◆ Given request:
Copy the data word for word, keeping every line.

◆ Given entries:
....

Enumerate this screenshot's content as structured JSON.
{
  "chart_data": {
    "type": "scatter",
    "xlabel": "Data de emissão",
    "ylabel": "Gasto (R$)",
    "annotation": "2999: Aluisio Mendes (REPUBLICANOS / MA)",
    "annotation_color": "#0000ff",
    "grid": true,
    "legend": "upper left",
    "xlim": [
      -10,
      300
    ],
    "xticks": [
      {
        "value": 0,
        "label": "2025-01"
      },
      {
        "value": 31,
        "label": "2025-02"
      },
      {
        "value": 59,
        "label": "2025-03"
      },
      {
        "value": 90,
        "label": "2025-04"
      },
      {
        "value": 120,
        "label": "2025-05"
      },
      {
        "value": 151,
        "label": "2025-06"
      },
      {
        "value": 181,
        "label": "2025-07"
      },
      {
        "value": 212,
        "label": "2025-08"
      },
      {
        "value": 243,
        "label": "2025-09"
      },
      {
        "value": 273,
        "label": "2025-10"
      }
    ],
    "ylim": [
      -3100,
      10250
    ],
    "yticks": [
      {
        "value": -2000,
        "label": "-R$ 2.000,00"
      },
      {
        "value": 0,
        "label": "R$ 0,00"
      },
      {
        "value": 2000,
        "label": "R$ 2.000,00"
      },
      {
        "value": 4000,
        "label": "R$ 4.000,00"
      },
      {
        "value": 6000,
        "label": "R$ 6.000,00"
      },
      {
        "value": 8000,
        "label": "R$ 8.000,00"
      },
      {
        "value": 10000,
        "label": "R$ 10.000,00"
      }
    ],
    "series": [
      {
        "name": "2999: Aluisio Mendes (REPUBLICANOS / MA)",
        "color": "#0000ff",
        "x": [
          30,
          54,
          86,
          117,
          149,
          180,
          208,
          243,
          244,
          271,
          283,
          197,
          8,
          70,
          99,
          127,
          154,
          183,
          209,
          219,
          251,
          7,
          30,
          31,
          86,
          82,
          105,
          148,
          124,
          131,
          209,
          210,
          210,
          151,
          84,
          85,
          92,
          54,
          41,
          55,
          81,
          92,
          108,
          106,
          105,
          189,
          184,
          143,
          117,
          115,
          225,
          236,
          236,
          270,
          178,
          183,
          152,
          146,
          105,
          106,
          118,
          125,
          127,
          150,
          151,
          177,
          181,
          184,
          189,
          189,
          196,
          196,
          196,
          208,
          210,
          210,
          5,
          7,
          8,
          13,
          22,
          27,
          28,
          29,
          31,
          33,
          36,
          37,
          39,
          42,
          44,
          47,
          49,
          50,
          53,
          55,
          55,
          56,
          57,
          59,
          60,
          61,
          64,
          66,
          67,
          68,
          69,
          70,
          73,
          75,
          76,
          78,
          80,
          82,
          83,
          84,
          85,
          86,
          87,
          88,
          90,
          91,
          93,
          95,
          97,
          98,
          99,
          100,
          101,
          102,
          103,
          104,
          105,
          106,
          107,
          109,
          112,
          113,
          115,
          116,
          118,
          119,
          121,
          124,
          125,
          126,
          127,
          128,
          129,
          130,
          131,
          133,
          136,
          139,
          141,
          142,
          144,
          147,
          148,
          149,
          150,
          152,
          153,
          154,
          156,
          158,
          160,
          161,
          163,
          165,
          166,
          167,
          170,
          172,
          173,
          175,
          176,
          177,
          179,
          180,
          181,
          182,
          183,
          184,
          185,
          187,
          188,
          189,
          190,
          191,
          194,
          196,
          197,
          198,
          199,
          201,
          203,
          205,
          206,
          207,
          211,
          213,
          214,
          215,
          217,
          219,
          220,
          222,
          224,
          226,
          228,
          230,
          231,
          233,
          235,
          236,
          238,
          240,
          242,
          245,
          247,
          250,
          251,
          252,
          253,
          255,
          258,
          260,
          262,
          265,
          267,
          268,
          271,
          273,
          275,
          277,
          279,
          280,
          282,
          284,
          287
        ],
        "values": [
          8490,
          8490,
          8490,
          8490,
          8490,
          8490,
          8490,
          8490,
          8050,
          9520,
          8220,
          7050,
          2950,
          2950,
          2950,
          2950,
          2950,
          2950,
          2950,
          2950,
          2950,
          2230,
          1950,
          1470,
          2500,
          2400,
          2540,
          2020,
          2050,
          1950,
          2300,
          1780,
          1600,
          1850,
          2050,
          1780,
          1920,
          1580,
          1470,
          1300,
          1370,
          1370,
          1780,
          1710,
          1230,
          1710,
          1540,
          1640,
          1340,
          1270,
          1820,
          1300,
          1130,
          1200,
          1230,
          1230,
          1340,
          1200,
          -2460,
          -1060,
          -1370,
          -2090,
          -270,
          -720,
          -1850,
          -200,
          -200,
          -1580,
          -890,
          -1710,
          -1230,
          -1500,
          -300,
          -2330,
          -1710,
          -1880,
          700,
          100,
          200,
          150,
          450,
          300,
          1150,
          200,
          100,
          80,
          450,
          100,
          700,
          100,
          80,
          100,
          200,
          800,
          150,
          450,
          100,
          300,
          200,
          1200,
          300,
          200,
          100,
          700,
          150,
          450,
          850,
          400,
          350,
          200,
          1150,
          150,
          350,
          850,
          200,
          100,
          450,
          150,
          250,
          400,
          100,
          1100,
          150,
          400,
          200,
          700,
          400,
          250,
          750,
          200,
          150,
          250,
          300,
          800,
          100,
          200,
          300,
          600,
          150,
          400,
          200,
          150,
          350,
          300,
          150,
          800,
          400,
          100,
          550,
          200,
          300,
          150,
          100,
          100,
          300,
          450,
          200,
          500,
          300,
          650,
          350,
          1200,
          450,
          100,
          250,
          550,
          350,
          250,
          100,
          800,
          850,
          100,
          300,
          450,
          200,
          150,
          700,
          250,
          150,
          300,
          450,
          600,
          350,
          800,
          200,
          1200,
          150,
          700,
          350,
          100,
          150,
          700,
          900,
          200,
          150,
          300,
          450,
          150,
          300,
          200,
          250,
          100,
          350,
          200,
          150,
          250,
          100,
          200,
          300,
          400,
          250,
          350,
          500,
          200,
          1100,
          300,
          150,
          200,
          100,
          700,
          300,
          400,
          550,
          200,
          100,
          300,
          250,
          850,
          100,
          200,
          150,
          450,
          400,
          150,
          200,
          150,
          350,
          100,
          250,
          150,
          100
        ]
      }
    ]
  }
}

....

◆ Response to this task:
Enumerate this screenshot's content as structured JSON.
{
  "chart_data": {
    "type": "scatter",
    "xlabel": "Data de emissão",
    "ylabel": "Gasto (R$)",
    "annotation": "2999: Aluisio Mendes (REPUBLICANOS / MA)",
    "annotation_color": "#0000ff",
    "grid": true,
    "legend": "upper left",
    "xlim": [
      -10,
      300
    ],
    "xticks": [
      {
        "value": 0,
        "label": "2025-01"
      },
      {
        "value": 31,
        "label": "2025-02"
      },
      {
        "value": 59,
        "label": "2025-03"
      },
      {
        "value": 90,
        "label": "2025-04"
      },
      {
        "value": 120,
        "label": "2025-05"
      },
      {
        "value": 151,
        "label": "2025-06"
      },
      {
        "value": 181,
        "label": "2025-07"
      },
      {
        "value": 212,
        "label": "2025-08"
      },
      {
        "value": 243,
        "label": "2025-09"
      },
      {
        "value": 273,
        "label": "2025-10"
      }
    ],
    "ylim": [
      -3100,
      10250
    ],
    "yticks": [
      {
        "value": -2000,
        "label": "-R$ 2.000,00"
      },
      {
        "value": 0,
        "label": "R$ 0,00"
      },
      {
        "value": 2000,
        "label": "R$ 2.000,00"
      },
      {
        "value": 4000,
        "label": "R$ 4.000,00"
      },
      {
        "value": 6000,
        "label": "R$ 6.000,00"
      },
      {
        "value": 8000,
        "label": "R$ 8.000,00"
      },
      {
        "value": 10000,
        "label": "R$ 10.000,00"
      }
    ],
    "series": [
      {
        "name": "2999: Aluisio Mendes (REPUBLICANOS / MA)",
        "color": "#0000ff",
        "x": [
          30,
          54,
          86,
          117,
          149,
          180,
          208,
          243,
          244,
          271,
          283,
          197,
          8,
          70,
          99,
          127,
          154,
          183,
          209,
          219,
          251,
          7,
          30,
          31,
          86,
          82,
          105,
          148,
          124,
          131,
          209,
          210,
          210,
          151,
          84,
          85,
          92,
          54,
          41,
          55,
          81,
          92,
          108,
          106,
          105,
          189,
          184,
          143,
          117,
          115,
          225,
          236,
          236,
          270,
          178,
          183,
          152,
          146,
          105,
          106,
          118,
          125,
          127,
          150,
          151,
          177,
          181,
          184,
          189,
          189,
          196,
          196,
          196,
          208,
          210,
          210,
          5,
          7,
          8,
          13,
          22,
          27,
          28,
          29,
          31,
          33,
          36,
          37,
          39,
          42,
          44,
          47,
          49,
          50,
          53,
          55,
          55,
          56,
          57,
          59,
          60,
          61,
          64,
          66,
          67,
          68,
          69,
          70,
          73,
          75,
          76,
          78,
          80,
          82,
          83,
          84,
          85,
          86,
          87,
          88,
          90,
          91,
          93,
          95,
          97,
          98,
          99,
          100,
          101,
          102,
          103,
          104,
          105,
          106,
          107,
          109,
          112,
          113,
          115,
          116,
          118,
          119,
          121,
          124,
          125,
          126,
          127,
          128,
          129,
          130,
          131,
          133,
          136,
          139,
          141,
          142,
          144,
          147,
          148,
          149,
          150,
          152,
          153,
          154,
          156,
          158,
          160,
          161,
          163,
          165,
          166,
          167,
          170,
          172,
          173,
          175,
          176,
          177,
          179,
          180,
          181,
          182,
          183,
          184,
          185,
          187,
          188,
          189,
          190,
          191,
          194,
          196,
          197,
          198,
          199,
          201,
          203,
          205,
          206,
          207,
          211,
          213,
          214,
          215,
          217,
          219,
          220,
          222,
          224,
          226,
          228,
          230,
          231,
          233,
          235,
          236,
          238,
          240,
          242,
          245,
          247,
          250,
          251,
          252,
          253,
          255,
          258,
          260,
          262,
          265,
          267,
          268,
          271,
          273,
          275,
          277,
          279,
          280,
          282,
          284,
          287
        ],
        "values": [
          8490,
          8490,
          8490,
          8490,
          8490,
          8490,
          8490,
          8490,
          8050,
          9520,
          8220,
          7050,
          2950,
          2950,
          2950,
          2950,
          2950,
          2950,
          2950,
          2950,
          2950,
          2230,
          1950,
          1470,
          2500,
          2400,
          2540,
          2020,
          2050,
          1950,
          2300,
          1780,
          1600,
          1850,
          2050,
          1780,
          1920,
          1580,
          1470,
          1300,
          1370,
          1370,
          1780,
          1710,
          1230,
          1710,
          1540,
          1640,
          1340,
          1270,
          1820,
          1300,
          1130,
          1200,
          1230,
          1230,
          1340,
          1200,
          -2460,
          -1060,
          -1370,
          -2090,
          -270,
          -720,
          -1850,
          -200,
          -200,
          -1580,
          -890,
          -1710,
          -1230,
          -1500,
          -300,
          -2330,
          -1710,
          -1880,
          700,
          100,
          200,
          150,
          450,
          300,
          1150,
          200,
          100,
          80,
          450,
          100,
          700,
          100,
          80,
          100,
          200,
          800,
          150,
          450,
          100,
          300,
          200,
          1200,
          300,
          200,
          100,
          700,
          150,
          450,
          850,
          400,
          350,
          200,
          1150,
          150,
          350,
          850,
          200,
          100,
          450,
          150,
          250,
          400,
          100,
          1100,
          150,
          400,
          200,
          700,
          400,
          250,
          750,
          200,
          150,
          250,
          300,
          800,
          100,
          200,
          300,
          600,
          150,
          400,
          200,
          150,
          350,
          300,
          150,
          800,
          400,
          100,
          550,
          200,
          300,
          150,
          100,
          100,
          300,
          450,
          200,
          500,
          300,
          650,
          350,
          1200,
          450,
          100,
          250,
          550,
          350,
          250,
          100,
          800,
          850,
          100,
          300,
          450,
          200,
          150,
          700,
          250,
          150,
          300,
          450,
          600,
          350,
          800,
          200,
          1200,
          150,
          700,
          350,
          100,
          150,
          700,
          900,
          200,
          150,
          300,
          450,
          150,
          300,
          200,
          250,
          100,
          350,
          200,
          150,
          250,
          100,
          200,
          300,
          400,
          250,
          350,
          500,
          200,
          1100,
          300,
          150,
          200,
          100,
          700,
          300,
          400,
          550,
          200,
          100,
          300,
          250,
          850,
          100,
          200,
          150,
          450,
          400,
          150,
          200,
          150,
          350,
          100,
          250,
          150,
          100
        ]
      }
    ]
  }
}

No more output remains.